**Instructions for the task:** Repeat every record exactly, but keep images out of the copy.

**Data shown:**
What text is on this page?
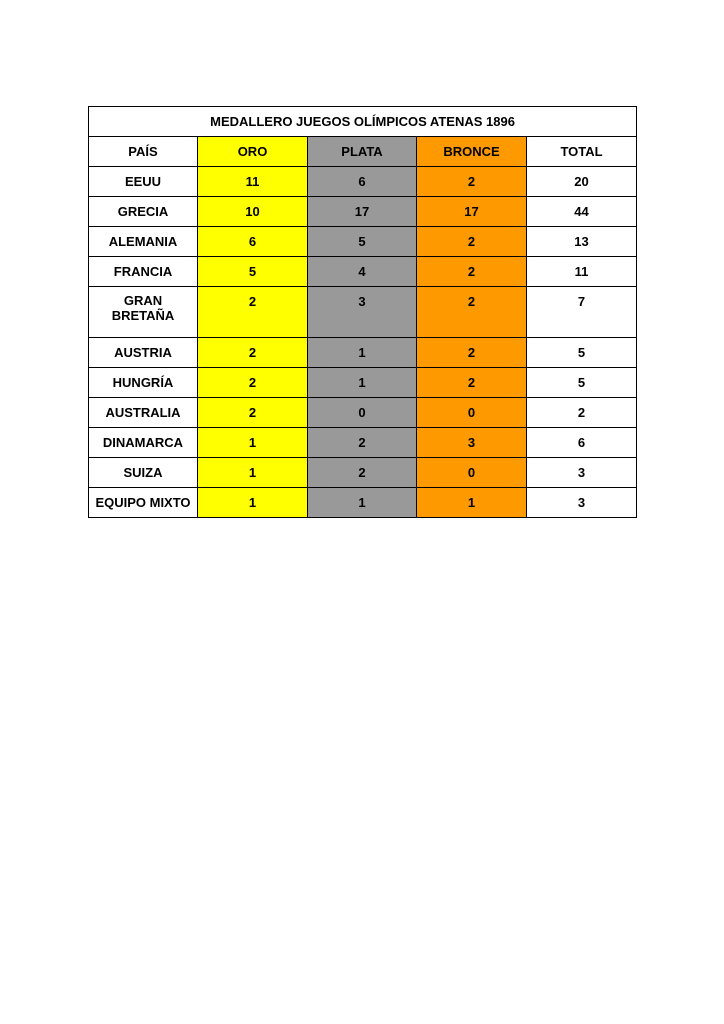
MEDALLERO JUEGOS OLÍMPICOS ATENAS 1896				
PAÍS	ORO	PLATA	BRONCE	TOTAL
EEUU	11	6	2	20
GRECIA	10	17	17	44
ALEMANIA	6	5	2	13
FRANCIA	5	4	2	11

GRAN
BRETAÑA	2	3	2	7
AUSTRIA	2	1	2	5
HUNGRÍA	2	1	2	5
AUSTRALIA	2	0	0	2
DINAMARCA	1	2	3	6
SUIZA	1	2	0	3
EQUIPO MIXTO	1	1	1	3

**Worked answer:**
What text is on this page?
MEDALLERO JUEGOS OLÍMPICOS ATENAS 1896				
PAÍS	ORO	PLATA	BRONCE	TOTAL
EEUU	11	6	2	20
GRECIA	10	17	17	44
ALEMANIA	6	5	2	13
FRANCIA	5	4	2	11

GRAN
BRETAÑA	2	3	2	7
AUSTRIA	2	1	2	5
HUNGRÍA	2	1	2	5
AUSTRALIA	2	0	0	2
DINAMARCA	1	2	3	6
SUIZA	1	2	0	3
EQUIPO MIXTO	1	1	1	3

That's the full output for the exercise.